- DESCRIPTION OF THE TASK: Pull every line holding the string "standards" from the records below.

::::

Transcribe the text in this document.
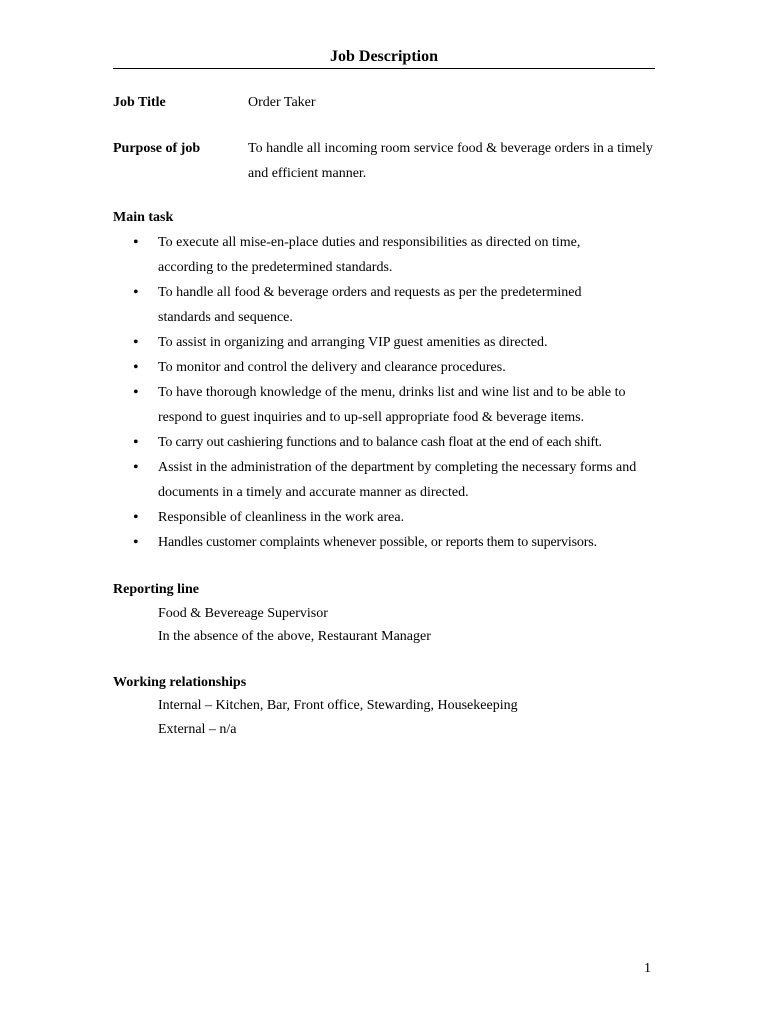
Job Description
Job Title	Order Taker
Purpose of job	To handle all incoming room service food & beverage orders in a timely and efficient manner.
Main task
• To execute all mise-en-place duties and responsibilities as directed on time, according to the predetermined standards.
• To handle all food & beverage orders and requests as per the predetermined standards and sequence.
• To assist in organizing and arranging VIP guest amenities as directed.
• To monitor and control the delivery and clearance procedures.
• To have thorough knowledge of the menu, drinks list and wine list and to be able to respond to guest inquiries and to up-sell appropriate food & beverage items.
• To carry out cashiering functions and to balance cash float at the end of each shift.
• Assist in the administration of the department by completing the necessary forms and documents in a timely and accurate manner as directed.
• Responsible of cleanliness in the work area.
• Handles customer complaints whenever possible, or reports them to supervisors.
Reporting line
Food & Bevereage Supervisor
In the absence of the above, Restaurant Manager
Working relationships
Internal – Kitchen, Bar, Front office, Stewarding, Housekeeping
External – n/a
1
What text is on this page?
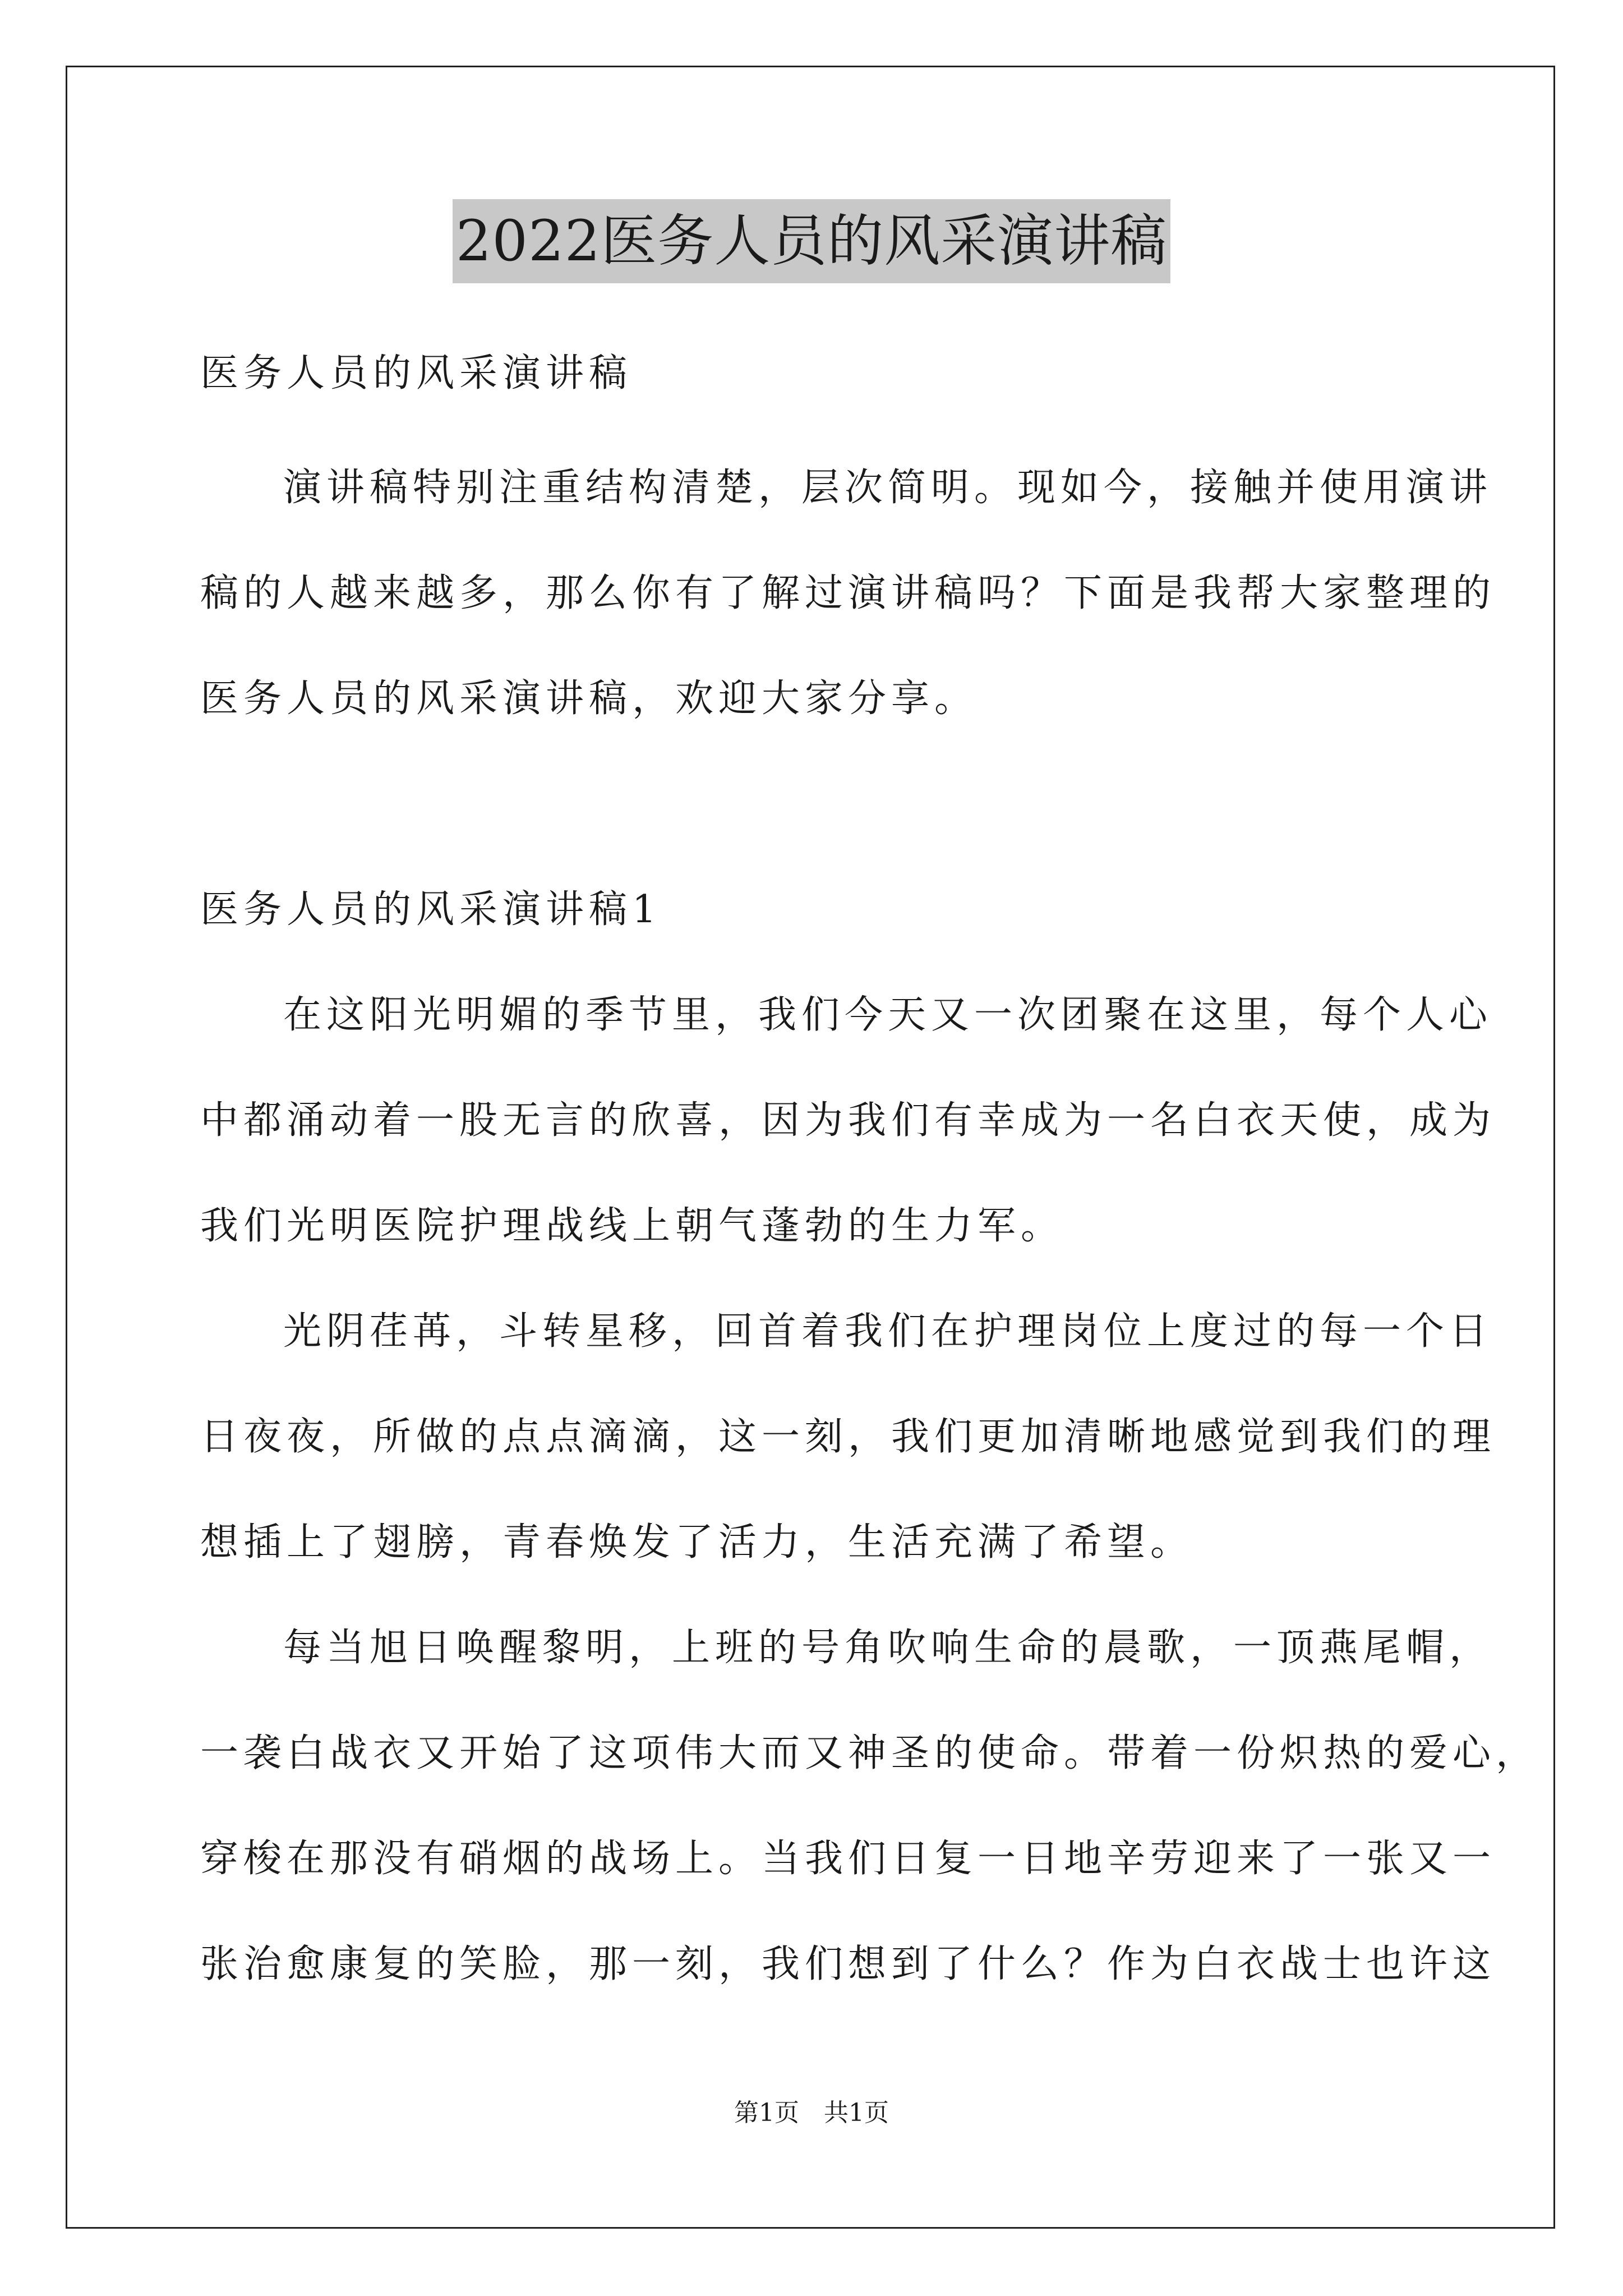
2022医务人员的风采演讲稿
医务人员的风采演讲稿
演讲稿特别注重结构清楚，层次简明。现如今，接触并使用演讲
稿的人越来越多，那么你有了解过演讲稿吗？下面是我帮大家整理的
医务人员的风采演讲稿，欢迎大家分享。
医务人员的风采演讲稿1
在这阳光明媚的季节里，我们今天又一次团聚在这里，每个人心
中都涌动着一股无言的欣喜，因为我们有幸成为一名白衣天使，成为
我们光明医院护理战线上朝气蓬勃的生力军。
光阴荏苒，斗转星移，回首着我们在护理岗位上度过的每一个日
日夜夜，所做的点点滴滴，这一刻，我们更加清晰地感觉到我们的理
想插上了翅膀，青春焕发了活力，生活充满了希望。
每当旭日唤醒黎明，上班的号角吹响生命的晨歌，一顶燕尾帽，
一袭白战衣又开始了这项伟大而又神圣的使命。带着一份炽热的爱心，
穿梭在那没有硝烟的战场上。当我们日复一日地辛劳迎来了一张又一
张治愈康复的笑脸，那一刻，我们想到了什么？作为白衣战士也许这
第1页　共1页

::::

- WORKED ANSWER:
• To execute all mise-en-place duties and responsibilities as directed on time, according to the predetermined standards.
• To handle all food & beverage orders and requests as per the predetermined standards and sequence.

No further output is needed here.